Copy out all lines that hold "Temperature".

- Dataset rows about figures
────────────────────────────────────────

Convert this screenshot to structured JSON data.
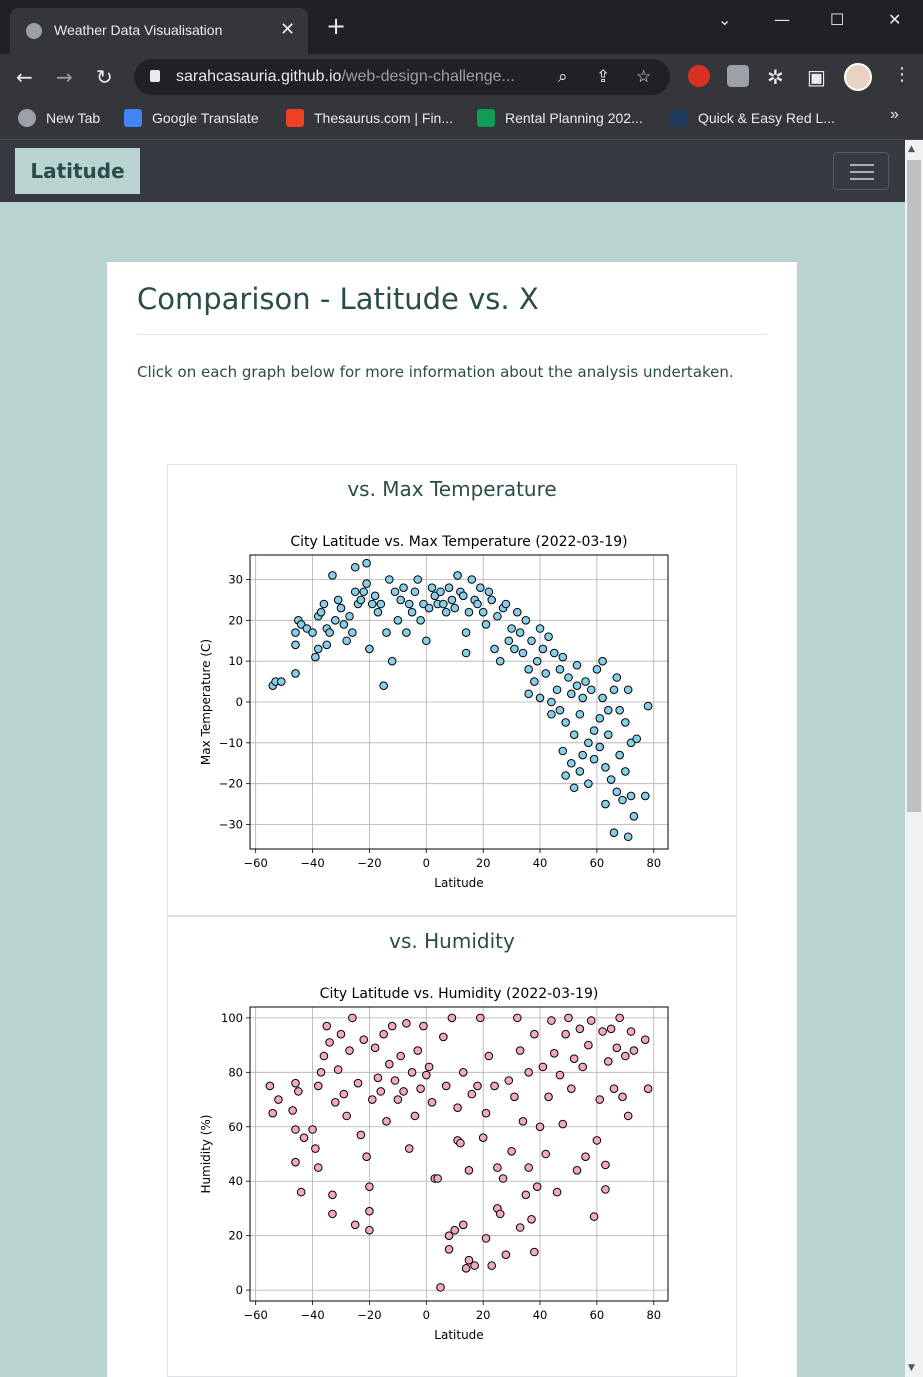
{
  "browser": {
    "tab_title": "Weather Data Visualisation",
    "url_host": "sarahcasauria.github.io",
    "url_path": "/web-design-challenge...",
    "bookmarks": [
      {
        "label": "New Tab",
        "icon": "globe-icon",
        "color": "#9aa0a6"
      },
      {
        "label": "Google Translate",
        "icon": "google-translate-icon",
        "color": "#4285f4"
      },
      {
        "label": "Thesaurus.com | Fin...",
        "icon": "thesaurus-icon",
        "color": "#ef4023"
      },
      {
        "label": "Rental Planning 202...",
        "icon": "sheets-icon",
        "color": "#0f9d58"
      },
      {
        "label": "Quick & Easy Red L...",
        "icon": "site-icon",
        "color": "#203a5c"
      }
    ]
  },
  "navbar": {
    "brand": "Latitude"
  },
  "page": {
    "heading": "Comparison - Latitude vs. X",
    "intro": "Click on each graph below for more information about the analysis undertaken."
  },
  "panels": [
    {
      "title": "vs. Max Temperature"
    },
    {
      "title": "vs. Humidity"
    }
  ],
  "colors": {
    "temp_marker": "#87ceeb",
    "humidity_marker": "#f4a9b8",
    "brand_bg": "#b8d3d0",
    "text": "#2b4d49"
  },
  "chart_data": [
    {
      "type": "scatter",
      "title": "City Latitude vs. Max Temperature (2022-03-19)",
      "xlabel": "Latitude",
      "ylabel": "Max Temperature (C)",
      "xlim": [
        -62,
        85
      ],
      "ylim": [
        -36,
        36
      ],
      "xticks": [
        -60,
        -40,
        -20,
        0,
        20,
        40,
        60,
        80
      ],
      "yticks": [
        -30,
        -20,
        -10,
        0,
        10,
        20,
        30
      ],
      "grid": true,
      "marker_color": "#87ceeb",
      "points": [
        [
          -54,
          4
        ],
        [
          -53,
          5
        ],
        [
          -51,
          5
        ],
        [
          -46,
          7
        ],
        [
          -46,
          14
        ],
        [
          -46,
          17
        ],
        [
          -45,
          20
        ],
        [
          -44,
          19
        ],
        [
          -42,
          18
        ],
        [
          -40,
          17
        ],
        [
          -39,
          11
        ],
        [
          -38,
          13
        ],
        [
          -38,
          21
        ],
        [
          -37,
          22
        ],
        [
          -36,
          24
        ],
        [
          -35,
          18
        ],
        [
          -35,
          14
        ],
        [
          -34,
          17
        ],
        [
          -33,
          31
        ],
        [
          -32,
          20
        ],
        [
          -31,
          25
        ],
        [
          -30,
          23
        ],
        [
          -29,
          19
        ],
        [
          -28,
          15
        ],
        [
          -27,
          21
        ],
        [
          -26,
          17
        ],
        [
          -25,
          27
        ],
        [
          -25,
          33
        ],
        [
          -24,
          24
        ],
        [
          -23,
          25
        ],
        [
          -22,
          27
        ],
        [
          -21,
          29
        ],
        [
          -21,
          34
        ],
        [
          -20,
          13
        ],
        [
          -19,
          24
        ],
        [
          -18,
          26
        ],
        [
          -17,
          22
        ],
        [
          -16,
          24
        ],
        [
          -15,
          4
        ],
        [
          -14,
          17
        ],
        [
          -13,
          30
        ],
        [
          -12,
          10
        ],
        [
          -11,
          27
        ],
        [
          -10,
          20
        ],
        [
          -9,
          25
        ],
        [
          -8,
          28
        ],
        [
          -7,
          17
        ],
        [
          -6,
          24
        ],
        [
          -5,
          22
        ],
        [
          -4,
          27
        ],
        [
          -3,
          30
        ],
        [
          -2,
          20
        ],
        [
          -1,
          24
        ],
        [
          0,
          15
        ],
        [
          1,
          23
        ],
        [
          2,
          28
        ],
        [
          3,
          26
        ],
        [
          4,
          24
        ],
        [
          5,
          27
        ],
        [
          6,
          24
        ],
        [
          7,
          22
        ],
        [
          8,
          28
        ],
        [
          9,
          25
        ],
        [
          10,
          23
        ],
        [
          11,
          31
        ],
        [
          12,
          27
        ],
        [
          13,
          26
        ],
        [
          14,
          17
        ],
        [
          14,
          12
        ],
        [
          15,
          22
        ],
        [
          16,
          30
        ],
        [
          17,
          25
        ],
        [
          18,
          24
        ],
        [
          19,
          28
        ],
        [
          20,
          22
        ],
        [
          21,
          19
        ],
        [
          22,
          27
        ],
        [
          23,
          25
        ],
        [
          24,
          13
        ],
        [
          25,
          21
        ],
        [
          26,
          10
        ],
        [
          27,
          23
        ],
        [
          28,
          24
        ],
        [
          29,
          15
        ],
        [
          30,
          18
        ],
        [
          31,
          13
        ],
        [
          32,
          22
        ],
        [
          33,
          17
        ],
        [
          34,
          12
        ],
        [
          35,
          20
        ],
        [
          36,
          8
        ],
        [
          36,
          2
        ],
        [
          37,
          15
        ],
        [
          38,
          5
        ],
        [
          39,
          10
        ],
        [
          40,
          18
        ],
        [
          40,
          1
        ],
        [
          41,
          13
        ],
        [
          42,
          7
        ],
        [
          43,
          16
        ],
        [
          44,
          0
        ],
        [
          44,
          -3
        ],
        [
          45,
          12
        ],
        [
          46,
          3
        ],
        [
          47,
          -2
        ],
        [
          47,
          8
        ],
        [
          48,
          11
        ],
        [
          48,
          -12
        ],
        [
          49,
          -5
        ],
        [
          49,
          -18
        ],
        [
          50,
          6
        ],
        [
          51,
          2
        ],
        [
          51,
          -15
        ],
        [
          52,
          -21
        ],
        [
          52,
          -8
        ],
        [
          53,
          4
        ],
        [
          53,
          9
        ],
        [
          54,
          -3
        ],
        [
          54,
          -17
        ],
        [
          55,
          1
        ],
        [
          55,
          -13
        ],
        [
          56,
          5
        ],
        [
          57,
          -10
        ],
        [
          57,
          -20
        ],
        [
          58,
          3
        ],
        [
          59,
          -7
        ],
        [
          59,
          -14
        ],
        [
          60,
          8
        ],
        [
          61,
          -4
        ],
        [
          61,
          -11
        ],
        [
          62,
          1
        ],
        [
          62,
          10
        ],
        [
          63,
          -16
        ],
        [
          63,
          -25
        ],
        [
          64,
          -2
        ],
        [
          64,
          -8
        ],
        [
          65,
          -19
        ],
        [
          66,
          -32
        ],
        [
          66,
          3
        ],
        [
          67,
          6
        ],
        [
          67,
          -22
        ],
        [
          68,
          -13
        ],
        [
          68,
          -2
        ],
        [
          69,
          -24
        ],
        [
          70,
          -17
        ],
        [
          70,
          -5
        ],
        [
          71,
          -33
        ],
        [
          71,
          3
        ],
        [
          72,
          -10
        ],
        [
          72,
          -23
        ],
        [
          73,
          -28
        ],
        [
          74,
          -9
        ],
        [
          77,
          -23
        ],
        [
          78,
          -1
        ]
      ]
    },
    {
      "type": "scatter",
      "title": "City Latitude vs. Humidity (2022-03-19)",
      "xlabel": "Latitude",
      "ylabel": "Humidity (%)",
      "xlim": [
        -62,
        85
      ],
      "ylim": [
        -4,
        104
      ],
      "xticks": [
        -60,
        -40,
        -20,
        0,
        20,
        40,
        60,
        80
      ],
      "yticks": [
        0,
        20,
        40,
        60,
        80,
        100
      ],
      "grid": true,
      "marker_color": "#f4a9b8",
      "points": [
        [
          -55,
          75
        ],
        [
          -54,
          65
        ],
        [
          -52,
          70
        ],
        [
          -47,
          66
        ],
        [
          -46,
          59
        ],
        [
          -46,
          47
        ],
        [
          -46,
          76
        ],
        [
          -45,
          73
        ],
        [
          -44,
          36
        ],
        [
          -43,
          56
        ],
        [
          -40,
          59
        ],
        [
          -39,
          52
        ],
        [
          -38,
          45
        ],
        [
          -38,
          75
        ],
        [
          -37,
          80
        ],
        [
          -36,
          86
        ],
        [
          -35,
          97
        ],
        [
          -34,
          91
        ],
        [
          -33,
          35
        ],
        [
          -33,
          28
        ],
        [
          -32,
          69
        ],
        [
          -31,
          81
        ],
        [
          -30,
          94
        ],
        [
          -29,
          72
        ],
        [
          -28,
          64
        ],
        [
          -27,
          88
        ],
        [
          -26,
          100
        ],
        [
          -25,
          24
        ],
        [
          -24,
          76
        ],
        [
          -23,
          57
        ],
        [
          -22,
          92
        ],
        [
          -21,
          49
        ],
        [
          -20,
          38
        ],
        [
          -20,
          29
        ],
        [
          -20,
          22
        ],
        [
          -19,
          70
        ],
        [
          -18,
          89
        ],
        [
          -17,
          78
        ],
        [
          -16,
          73
        ],
        [
          -15,
          94
        ],
        [
          -14,
          62
        ],
        [
          -13,
          83
        ],
        [
          -12,
          97
        ],
        [
          -11,
          77
        ],
        [
          -10,
          70
        ],
        [
          -9,
          86
        ],
        [
          -8,
          73
        ],
        [
          -7,
          98
        ],
        [
          -6,
          52
        ],
        [
          -5,
          80
        ],
        [
          -4,
          64
        ],
        [
          -3,
          88
        ],
        [
          -2,
          74
        ],
        [
          -1,
          97
        ],
        [
          0,
          79
        ],
        [
          1,
          82
        ],
        [
          2,
          69
        ],
        [
          3,
          41
        ],
        [
          4,
          41
        ],
        [
          5,
          1
        ],
        [
          6,
          93
        ],
        [
          7,
          75
        ],
        [
          8,
          15
        ],
        [
          8,
          20
        ],
        [
          9,
          100
        ],
        [
          10,
          22
        ],
        [
          11,
          55
        ],
        [
          11,
          67
        ],
        [
          12,
          54
        ],
        [
          13,
          24
        ],
        [
          13,
          80
        ],
        [
          14,
          8
        ],
        [
          15,
          11
        ],
        [
          15,
          44
        ],
        [
          16,
          72
        ],
        [
          17,
          9
        ],
        [
          18,
          75
        ],
        [
          19,
          100
        ],
        [
          20,
          56
        ],
        [
          21,
          19
        ],
        [
          21,
          65
        ],
        [
          22,
          86
        ],
        [
          23,
          9
        ],
        [
          24,
          75
        ],
        [
          25,
          30
        ],
        [
          25,
          45
        ],
        [
          26,
          28
        ],
        [
          27,
          41
        ],
        [
          28,
          13
        ],
        [
          29,
          77
        ],
        [
          30,
          51
        ],
        [
          31,
          71
        ],
        [
          32,
          100
        ],
        [
          33,
          23
        ],
        [
          33,
          88
        ],
        [
          34,
          62
        ],
        [
          35,
          35
        ],
        [
          36,
          45
        ],
        [
          36,
          80
        ],
        [
          37,
          26
        ],
        [
          38,
          14
        ],
        [
          38,
          94
        ],
        [
          39,
          38
        ],
        [
          40,
          60
        ],
        [
          41,
          82
        ],
        [
          42,
          50
        ],
        [
          43,
          71
        ],
        [
          44,
          99
        ],
        [
          45,
          87
        ],
        [
          46,
          36
        ],
        [
          47,
          79
        ],
        [
          48,
          61
        ],
        [
          49,
          94
        ],
        [
          50,
          100
        ],
        [
          51,
          74
        ],
        [
          52,
          85
        ],
        [
          53,
          44
        ],
        [
          54,
          96
        ],
        [
          55,
          82
        ],
        [
          56,
          49
        ],
        [
          57,
          90
        ],
        [
          58,
          99
        ],
        [
          59,
          27
        ],
        [
          60,
          55
        ],
        [
          61,
          70
        ],
        [
          62,
          95
        ],
        [
          63,
          37
        ],
        [
          63,
          46
        ],
        [
          64,
          84
        ],
        [
          65,
          96
        ],
        [
          66,
          74
        ],
        [
          67,
          89
        ],
        [
          68,
          100
        ],
        [
          69,
          71
        ],
        [
          70,
          86
        ],
        [
          71,
          64
        ],
        [
          72,
          95
        ],
        [
          73,
          88
        ],
        [
          77,
          92
        ],
        [
          78,
          74
        ]
      ]
    }
  ]
}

────────────────────────────────────────

- Output for this exercise
      "title": "vs. Max Temperature"
      "title": "City Latitude vs. Max Temperature (2022-03-19)",
      "ylabel": "Max Temperature (C)",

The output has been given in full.